>> Start Extracted information

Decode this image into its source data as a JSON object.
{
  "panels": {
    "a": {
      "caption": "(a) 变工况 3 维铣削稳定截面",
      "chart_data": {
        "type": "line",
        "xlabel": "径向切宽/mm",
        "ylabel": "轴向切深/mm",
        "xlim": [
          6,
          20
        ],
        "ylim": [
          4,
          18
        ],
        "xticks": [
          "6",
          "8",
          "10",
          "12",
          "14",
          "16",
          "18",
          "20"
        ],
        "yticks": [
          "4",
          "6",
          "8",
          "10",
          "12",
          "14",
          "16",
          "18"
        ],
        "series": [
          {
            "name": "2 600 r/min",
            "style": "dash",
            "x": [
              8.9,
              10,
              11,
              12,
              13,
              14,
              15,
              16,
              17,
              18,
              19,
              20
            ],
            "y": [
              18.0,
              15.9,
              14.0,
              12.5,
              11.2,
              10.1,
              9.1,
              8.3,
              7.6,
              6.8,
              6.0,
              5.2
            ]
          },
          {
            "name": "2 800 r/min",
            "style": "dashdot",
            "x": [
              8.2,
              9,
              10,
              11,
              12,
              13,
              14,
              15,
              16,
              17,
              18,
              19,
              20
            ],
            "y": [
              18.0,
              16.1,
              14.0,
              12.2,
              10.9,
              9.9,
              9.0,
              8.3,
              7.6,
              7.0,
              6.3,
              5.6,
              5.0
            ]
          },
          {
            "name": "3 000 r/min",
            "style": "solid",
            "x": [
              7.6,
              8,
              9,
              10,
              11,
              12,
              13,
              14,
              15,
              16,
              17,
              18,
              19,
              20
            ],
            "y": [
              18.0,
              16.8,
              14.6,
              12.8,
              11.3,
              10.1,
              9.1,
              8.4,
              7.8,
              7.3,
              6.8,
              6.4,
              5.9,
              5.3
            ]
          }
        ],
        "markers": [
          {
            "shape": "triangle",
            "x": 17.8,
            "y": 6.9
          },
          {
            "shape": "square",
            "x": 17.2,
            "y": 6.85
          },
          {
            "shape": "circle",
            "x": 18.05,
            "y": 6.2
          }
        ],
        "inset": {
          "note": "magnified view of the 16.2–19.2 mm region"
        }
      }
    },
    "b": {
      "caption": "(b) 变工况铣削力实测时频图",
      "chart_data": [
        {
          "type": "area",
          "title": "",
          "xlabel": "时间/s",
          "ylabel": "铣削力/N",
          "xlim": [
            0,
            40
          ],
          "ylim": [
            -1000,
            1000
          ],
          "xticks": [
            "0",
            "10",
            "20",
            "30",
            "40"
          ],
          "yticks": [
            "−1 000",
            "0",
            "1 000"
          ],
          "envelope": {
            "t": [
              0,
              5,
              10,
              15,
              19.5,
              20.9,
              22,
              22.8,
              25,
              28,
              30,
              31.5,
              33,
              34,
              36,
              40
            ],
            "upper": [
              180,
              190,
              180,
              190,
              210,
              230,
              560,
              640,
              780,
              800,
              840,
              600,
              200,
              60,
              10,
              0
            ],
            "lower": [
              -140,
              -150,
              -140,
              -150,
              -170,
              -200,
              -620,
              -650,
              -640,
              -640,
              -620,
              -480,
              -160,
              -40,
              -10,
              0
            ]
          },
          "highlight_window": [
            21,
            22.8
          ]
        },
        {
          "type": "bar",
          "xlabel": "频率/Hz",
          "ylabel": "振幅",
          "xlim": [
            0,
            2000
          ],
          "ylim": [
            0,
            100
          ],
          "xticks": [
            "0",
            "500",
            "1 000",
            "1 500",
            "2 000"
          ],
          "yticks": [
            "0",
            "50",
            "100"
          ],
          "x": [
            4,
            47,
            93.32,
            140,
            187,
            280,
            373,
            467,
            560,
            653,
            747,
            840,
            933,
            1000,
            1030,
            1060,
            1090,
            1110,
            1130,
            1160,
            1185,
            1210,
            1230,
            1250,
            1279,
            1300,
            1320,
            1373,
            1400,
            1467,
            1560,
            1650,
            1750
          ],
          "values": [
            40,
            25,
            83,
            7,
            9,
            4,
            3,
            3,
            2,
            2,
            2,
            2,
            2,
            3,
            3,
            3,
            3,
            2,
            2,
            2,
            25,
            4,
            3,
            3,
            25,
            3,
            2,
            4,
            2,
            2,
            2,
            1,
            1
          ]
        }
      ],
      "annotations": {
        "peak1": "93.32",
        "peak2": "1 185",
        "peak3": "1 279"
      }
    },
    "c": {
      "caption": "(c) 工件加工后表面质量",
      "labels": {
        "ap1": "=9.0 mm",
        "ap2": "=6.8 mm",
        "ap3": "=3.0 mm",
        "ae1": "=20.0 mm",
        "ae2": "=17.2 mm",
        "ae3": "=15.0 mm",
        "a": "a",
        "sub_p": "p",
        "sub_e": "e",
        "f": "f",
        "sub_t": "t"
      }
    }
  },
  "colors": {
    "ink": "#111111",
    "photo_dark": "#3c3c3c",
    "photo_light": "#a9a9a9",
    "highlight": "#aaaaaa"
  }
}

>> End Extracted information

Task:
Your task is to repeat every line exactly.

Exercise result:
Decode this image into its source data as a JSON object.
{
  "panels": {
    "a": {
      "caption": "(a) 变工况 3 维铣削稳定截面",
      "chart_data": {
        "type": "line",
        "xlabel": "径向切宽/mm",
        "ylabel": "轴向切深/mm",
        "xlim": [
          6,
          20
        ],
        "ylim": [
          4,
          18
        ],
        "xticks": [
          "6",
          "8",
          "10",
          "12",
          "14",
          "16",
          "18",
          "20"
        ],
        "yticks": [
          "4",
          "6",
          "8",
          "10",
          "12",
          "14",
          "16",
          "18"
        ],
        "series": [
          {
            "name": "2 600 r/min",
            "style": "dash",
            "x": [
              8.9,
              10,
              11,
              12,
              13,
              14,
              15,
              16,
              17,
              18,
              19,
              20
            ],
            "y": [
              18.0,
              15.9,
              14.0,
              12.5,
              11.2,
              10.1,
              9.1,
              8.3,
              7.6,
              6.8,
              6.0,
              5.2
            ]
          },
          {
            "name": "2 800 r/min",
            "style": "dashdot",
            "x": [
              8.2,
              9,
              10,
              11,
              12,
              13,
              14,
              15,
              16,
              17,
              18,
              19,
              20
            ],
            "y": [
              18.0,
              16.1,
              14.0,
              12.2,
              10.9,
              9.9,
              9.0,
              8.3,
              7.6,
              7.0,
              6.3,
              5.6,
              5.0
            ]
          },
          {
            "name": "3 000 r/min",
            "style": "solid",
            "x": [
              7.6,
              8,
              9,
              10,
              11,
              12,
              13,
              14,
              15,
              16,
              17,
              18,
              19,
              20
            ],
            "y": [
              18.0,
              16.8,
              14.6,
              12.8,
              11.3,
              10.1,
              9.1,
              8.4,
              7.8,
              7.3,
              6.8,
              6.4,
              5.9,
              5.3
            ]
          }
        ],
        "markers": [
          {
            "shape": "triangle",
            "x": 17.8,
            "y": 6.9
          },
          {
            "shape": "square",
            "x": 17.2,
            "y": 6.85
          },
          {
            "shape": "circle",
            "x": 18.05,
            "y": 6.2
          }
        ],
        "inset": {
          "note": "magnified view of the 16.2–19.2 mm region"
        }
      }
    },
    "b": {
      "caption": "(b) 变工况铣削力实测时频图",
      "chart_data": [
        {
          "type": "area",
          "title": "",
          "xlabel": "时间/s",
          "ylabel": "铣削力/N",
          "xlim": [
            0,
            40
          ],
          "ylim": [
            -1000,
            1000
          ],
          "xticks": [
            "0",
            "10",
            "20",
            "30",
            "40"
          ],
          "yticks": [
            "−1 000",
            "0",
            "1 000"
          ],
          "envelope": {
            "t": [
              0,
              5,
              10,
              15,
              19.5,
              20.9,
              22,
              22.8,
              25,
              28,
              30,
              31.5,
              33,
              34,
              36,
              40
            ],
            "upper": [
              180,
              190,
              180,
              190,
              210,
              230,
              560,
              640,
              780,
              800,
              840,
              600,
              200,
              60,
              10,
              0
            ],
            "lower": [
              -140,
              -150,
              -140,
              -150,
              -170,
              -200,
              -620,
              -650,
              -640,
              -640,
              -620,
              -480,
              -160,
              -40,
              -10,
              0
            ]
          },
          "highlight_window": [
            21,
            22.8
          ]
        },
        {
          "type": "bar",
          "xlabel": "频率/Hz",
          "ylabel": "振幅",
          "xlim": [
            0,
            2000
          ],
          "ylim": [
            0,
            100
          ],
          "xticks": [
            "0",
            "500",
            "1 000",
            "1 500",
            "2 000"
          ],
          "yticks": [
            "0",
            "50",
            "100"
          ],
          "x": [
            4,
            47,
            93.32,
            140,
            187,
            280,
            373,
            467,
            560,
            653,
            747,
            840,
            933,
            1000,
            1030,
            1060,
            1090,
            1110,
            1130,
            1160,
            1185,
            1210,
            1230,
            1250,
            1279,
            1300,
            1320,
            1373,
            1400,
            1467,
            1560,
            1650,
            1750
          ],
          "values": [
            40,
            25,
            83,
            7,
            9,
            4,
            3,
            3,
            2,
            2,
            2,
            2,
            2,
            3,
            3,
            3,
            3,
            2,
            2,
            2,
            25,
            4,
            3,
            3,
            25,
            3,
            2,
            4,
            2,
            2,
            2,
            1,
            1
          ]
        }
      ],
      "annotations": {
        "peak1": "93.32",
        "peak2": "1 185",
        "peak3": "1 279"
      }
    },
    "c": {
      "caption": "(c) 工件加工后表面质量",
      "labels": {
        "ap1": "=9.0 mm",
        "ap2": "=6.8 mm",
        "ap3": "=3.0 mm",
        "ae1": "=20.0 mm",
        "ae2": "=17.2 mm",
        "ae3": "=15.0 mm",
        "a": "a",
        "sub_p": "p",
        "sub_e": "e",
        "f": "f",
        "sub_t": "t"
      }
    }
  },
  "colors": {
    "ink": "#111111",
    "photo_dark": "#3c3c3c",
    "photo_light": "#a9a9a9",
    "highlight": "#aaaaaa"
  }
}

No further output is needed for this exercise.